Extract the listing in its entirety, keeping each line identical to the original.

Stored items:
########################################

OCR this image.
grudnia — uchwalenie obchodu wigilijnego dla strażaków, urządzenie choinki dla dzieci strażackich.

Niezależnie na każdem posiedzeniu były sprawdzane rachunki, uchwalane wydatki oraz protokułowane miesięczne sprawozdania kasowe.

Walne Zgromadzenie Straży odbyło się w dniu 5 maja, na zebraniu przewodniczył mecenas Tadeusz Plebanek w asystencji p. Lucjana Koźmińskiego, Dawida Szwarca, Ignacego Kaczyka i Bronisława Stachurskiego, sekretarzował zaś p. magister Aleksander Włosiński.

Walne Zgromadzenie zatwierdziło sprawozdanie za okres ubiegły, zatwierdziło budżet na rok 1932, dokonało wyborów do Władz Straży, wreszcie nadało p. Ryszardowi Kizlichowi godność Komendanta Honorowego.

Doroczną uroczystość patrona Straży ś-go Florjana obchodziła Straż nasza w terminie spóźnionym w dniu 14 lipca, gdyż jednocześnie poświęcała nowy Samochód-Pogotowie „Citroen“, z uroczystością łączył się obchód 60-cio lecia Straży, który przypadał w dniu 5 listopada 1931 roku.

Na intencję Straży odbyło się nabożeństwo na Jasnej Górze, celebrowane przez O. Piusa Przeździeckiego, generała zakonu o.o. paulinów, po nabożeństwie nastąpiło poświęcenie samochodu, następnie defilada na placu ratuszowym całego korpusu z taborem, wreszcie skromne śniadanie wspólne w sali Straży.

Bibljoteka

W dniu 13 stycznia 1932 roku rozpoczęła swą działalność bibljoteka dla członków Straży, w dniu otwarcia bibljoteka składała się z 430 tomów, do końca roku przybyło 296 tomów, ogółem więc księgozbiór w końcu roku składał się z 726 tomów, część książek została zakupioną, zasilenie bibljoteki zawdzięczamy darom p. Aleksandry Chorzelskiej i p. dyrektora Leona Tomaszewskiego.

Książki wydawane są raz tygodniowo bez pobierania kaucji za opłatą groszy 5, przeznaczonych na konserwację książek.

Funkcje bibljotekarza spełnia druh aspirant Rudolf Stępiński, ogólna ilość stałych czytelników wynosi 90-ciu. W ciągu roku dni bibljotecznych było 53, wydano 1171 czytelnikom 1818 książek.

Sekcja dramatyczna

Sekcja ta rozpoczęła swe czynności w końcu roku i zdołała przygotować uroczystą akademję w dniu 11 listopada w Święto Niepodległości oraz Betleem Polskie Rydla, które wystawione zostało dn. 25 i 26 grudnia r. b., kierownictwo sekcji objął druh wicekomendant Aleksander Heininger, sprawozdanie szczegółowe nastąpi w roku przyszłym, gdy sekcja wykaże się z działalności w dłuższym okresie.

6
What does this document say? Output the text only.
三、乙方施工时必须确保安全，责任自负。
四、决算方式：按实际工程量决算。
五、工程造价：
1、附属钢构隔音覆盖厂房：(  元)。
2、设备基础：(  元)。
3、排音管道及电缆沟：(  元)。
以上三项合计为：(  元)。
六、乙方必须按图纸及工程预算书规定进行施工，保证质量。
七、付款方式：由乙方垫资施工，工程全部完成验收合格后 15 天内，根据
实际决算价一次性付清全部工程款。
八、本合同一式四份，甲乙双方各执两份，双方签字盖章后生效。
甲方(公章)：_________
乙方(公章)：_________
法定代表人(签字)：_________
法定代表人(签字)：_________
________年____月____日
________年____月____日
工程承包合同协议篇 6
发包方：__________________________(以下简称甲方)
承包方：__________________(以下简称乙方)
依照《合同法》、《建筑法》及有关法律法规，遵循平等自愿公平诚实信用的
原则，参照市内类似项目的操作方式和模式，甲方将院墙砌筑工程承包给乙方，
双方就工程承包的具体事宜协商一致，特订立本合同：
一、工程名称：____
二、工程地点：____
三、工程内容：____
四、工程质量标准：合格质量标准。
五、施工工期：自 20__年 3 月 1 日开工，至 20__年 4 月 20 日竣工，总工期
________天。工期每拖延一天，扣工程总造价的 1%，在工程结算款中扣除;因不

########################################

→ Finished task:
OCR this image.
grudnia — uchwalenie obchodu wigilijnego dla strażaków, urządzenie choinki dla dzieci strażackich.

Niezależnie na każdem posiedzeniu były sprawdzane rachunki, uchwalane wydatki oraz protokułowane miesięczne sprawozdania kasowe.

Walne Zgromadzenie Straży odbyło się w dniu 5 maja, na zebraniu przewodniczył mecenas Tadeusz Plebanek w asystencji p. Lucjana Koźmińskiego, Dawida Szwarca, Ignacego Kaczyka i Bronisława Stachurskiego, sekretarzował zaś p. magister Aleksander Włosiński.

Walne Zgromadzenie zatwierdziło sprawozdanie za okres ubiegły, zatwierdziło budżet na rok 1932, dokonało wyborów do Władz Straży, wreszcie nadało p. Ryszardowi Kizlichowi godność Komendanta Honorowego.

Doroczną uroczystość patrona Straży ś-go Florjana obchodziła Straż nasza w terminie spóźnionym w dniu 14 lipca, gdyż jednocześnie poświęcała nowy Samochód-Pogotowie „Citroen“, z uroczystością łączył się obchód 60-cio lecia Straży, który przypadał w dniu 5 listopada 1931 roku.

Na intencję Straży odbyło się nabożeństwo na Jasnej Górze, celebrowane przez O. Piusa Przeździeckiego, generała zakonu o.o. paulinów, po nabożeństwie nastąpiło poświęcenie samochodu, następnie defilada na placu ratuszowym całego korpusu z taborem, wreszcie skromne śniadanie wspólne w sali Straży.

Bibljoteka

W dniu 13 stycznia 1932 roku rozpoczęła swą działalność bibljoteka dla członków Straży, w dniu otwarcia bibljoteka składała się z 430 tomów, do końca roku przybyło 296 tomów, ogółem więc księgozbiór w końcu roku składał się z 726 tomów, część książek została zakupioną, zasilenie bibljoteki zawdzięczamy darom p. Aleksandry Chorzelskiej i p. dyrektora Leona Tomaszewskiego.

Książki wydawane są raz tygodniowo bez pobierania kaucji za opłatą groszy 5, przeznaczonych na konserwację książek.

Funkcje bibljotekarza spełnia druh aspirant Rudolf Stępiński, ogólna ilość stałych czytelników wynosi 90-ciu. W ciągu roku dni bibljotecznych było 53, wydano 1171 czytelnikom 1818 książek.

Sekcja dramatyczna

Sekcja ta rozpoczęła swe czynności w końcu roku i zdołała przygotować uroczystą akademję w dniu 11 listopada w Święto Niepodległości oraz Betleem Polskie Rydla, które wystawione zostało dn. 25 i 26 grudnia r. b., kierownictwo sekcji objął druh wicekomendant Aleksander Heininger, sprawozdanie szczegółowe nastąpi w roku przyszłym, gdy sekcja wykaże się z działalności w dłuższym okresie.

6
What does this document say? Output the text only.
三、乙方施工时必须确保安全，责任自负。
四、决算方式：按实际工程量决算。
五、工程造价：
1、附属钢构隔音覆盖厂房：(  元)。
2、设备基础：(  元)。
3、排音管道及电缆沟：(  元)。
以上三项合计为：(  元)。
六、乙方必须按图纸及工程预算书规定进行施工，保证质量。
七、付款方式：由乙方垫资施工，工程全部完成验收合格后 15 天内，根据
实际决算价一次性付清全部工程款。
八、本合同一式四份，甲乙双方各执两份，双方签字盖章后生效。
甲方(公章)：_________
乙方(公章)：_________
法定代表人(签字)：_________
法定代表人(签字)：_________
________年____月____日
________年____月____日
工程承包合同协议篇 6
发包方：__________________________(以下简称甲方)
承包方：__________________(以下简称乙方)
依照《合同法》、《建筑法》及有关法律法规，遵循平等自愿公平诚实信用的
原则，参照市内类似项目的操作方式和模式，甲方将院墙砌筑工程承包给乙方，
双方就工程承包的具体事宜协商一致，特订立本合同：
一、工程名称：____
二、工程地点：____
三、工程内容：____
四、工程质量标准：合格质量标准。
五、施工工期：自 20__年 3 月 1 日开工，至 20__年 4 月 20 日竣工，总工期
________天。工期每拖延一天，扣工程总造价的 1%，在工程结算款中扣除;因不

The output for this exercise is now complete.